Document section –
**********

JULY 2008


Bacterial by-product wards off colitis

When sugar molecule missing, along comes IBD. The gut demystified

Bacteroides fragilis, a common boarder in the human gut, may play a role in preventing colitis

Rather than being passive guests in the gut, certain bacteria appear to play a crucial role in the prevention of diseases such as colitis, new research in the May 29 issue of Nature suggests. Scientists hope that this finding will help develop new approaches to treating inflammatory bowel disease (IBD).

Zeroing in on the microbe Bacteroides fragilis, a common boarder in the human gut, the researchers discovered that this bacterium excretes a sugar molecule that tampers with the immune system of its host. When the organism was missing in the gut microflora of mice bred to develop colitis, the rodents came down with severe symptoms of the disease. But they were virtually disease-free when the microbes were present.

"This is the first proof that an imbalance in normal gut bacteria can cause colitis," study author Dr Dennis Kasper, a physician microbiologist at Harvard Medical School, told NRM. Until now, researchers had assumed that the microbe in question did neither harm nor good, but it turns out that B fragilis is a real team player. The bacterium produces a sugar molecule, polysaccharide A (PSA), that stimulates the release of anti-inflammatory cytokines in the host's bowel. It also suppresses the release of pro-inflammatory substances in the gut.

To check whether PSA really was what was protecting the colitis-prone mice from disease, the researchers purified the substance and fed it dir-ectly to the animals. What followed was a bit of a eureka moment. "If you give them pure PSA, they don't get col-itis," beams Dr Kasper. This is huge because it pinpoints exactly how the bacteria interact with a host's immune system. The idea of beneficial bacteria isn't new, but until now, the mechanism wasn't clear: "In Europe they sell probiotics by the gallon, and it's never been shown scientifically how it's supposed to work," Dr Kasper says.

**********

Recorded data –

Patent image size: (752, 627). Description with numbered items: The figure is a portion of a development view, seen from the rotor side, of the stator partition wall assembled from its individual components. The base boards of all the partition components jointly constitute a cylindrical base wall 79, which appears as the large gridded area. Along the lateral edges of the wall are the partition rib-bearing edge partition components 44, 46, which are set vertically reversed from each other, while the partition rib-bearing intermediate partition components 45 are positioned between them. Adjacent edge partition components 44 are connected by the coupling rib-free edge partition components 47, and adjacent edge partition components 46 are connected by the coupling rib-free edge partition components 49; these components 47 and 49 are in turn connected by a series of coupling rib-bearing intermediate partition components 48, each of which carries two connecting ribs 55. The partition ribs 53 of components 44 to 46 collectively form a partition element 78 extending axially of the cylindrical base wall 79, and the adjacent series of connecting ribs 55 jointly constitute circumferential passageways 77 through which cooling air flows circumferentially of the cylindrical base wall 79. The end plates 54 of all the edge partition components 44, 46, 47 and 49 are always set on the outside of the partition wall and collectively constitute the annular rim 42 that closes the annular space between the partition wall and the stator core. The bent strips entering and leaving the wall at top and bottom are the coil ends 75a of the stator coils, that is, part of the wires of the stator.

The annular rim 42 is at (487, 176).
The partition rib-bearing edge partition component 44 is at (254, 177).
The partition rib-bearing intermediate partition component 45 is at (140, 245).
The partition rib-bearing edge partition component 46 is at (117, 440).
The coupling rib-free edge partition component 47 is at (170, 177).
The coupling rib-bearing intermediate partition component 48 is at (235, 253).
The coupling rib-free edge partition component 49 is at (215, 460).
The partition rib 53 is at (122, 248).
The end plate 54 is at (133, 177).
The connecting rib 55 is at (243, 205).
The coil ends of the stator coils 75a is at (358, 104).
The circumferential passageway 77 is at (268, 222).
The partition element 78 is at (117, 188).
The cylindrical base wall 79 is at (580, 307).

**********

What you will do –
1 > List every publication or institution named in the article on gut bacteria and colitis.
2 > Carry on the article on gut bacteria and colitis, picking up right after its final sentence.
The records are not needed for anything here.

Task results –
1 > Nature, Harvard Medical School, NRM

2 >
Establishing the link between microbe and mammal may point the way to developing new approaches to treating IBD. The authors write that "symbiosis factors such as PSA might potentially provide therapeutics for human inflammatory disorders on the basis of entirely novel biological principles." And there may be many more — as yet unknown — associations between bacteria and their hosts. For example, imbalances in the gut microcosmos might also help explain other diseases, including food allergies and asthma. To date, we know very little about the microbes that dwell in our intestines: "There are trillions of bacteria in the human gut, and we can't even grow most of them," Dr Kasper says.

While B fragilis is common in the human bowel, the etiology of colitis in people may differ from that in mice. For instance, the researchers used the bacterium Helicobacter hepaticus to induce colitis in the rodents, but this organism isn't known to have the same effect in the human gut. Truth is, the causes of IBD in people aren't well understood at all. The condition is attributed to an aberrant immune response directed at normal everyday bacteria in the gut that usual-ly do no harm. No one's sure why these bacteria are being targeted.

One popular theory is the 'hygiene hypothesis,' the idea that a lack of exposure to both pathogenic and symbiotic microbes in early childhood adversely affects maturation of the immune system. The Nature study supports this hypothesis as it shows that disease — in this case colitis — may result from the absence of beneficial gut bacteria and the molecules they produce.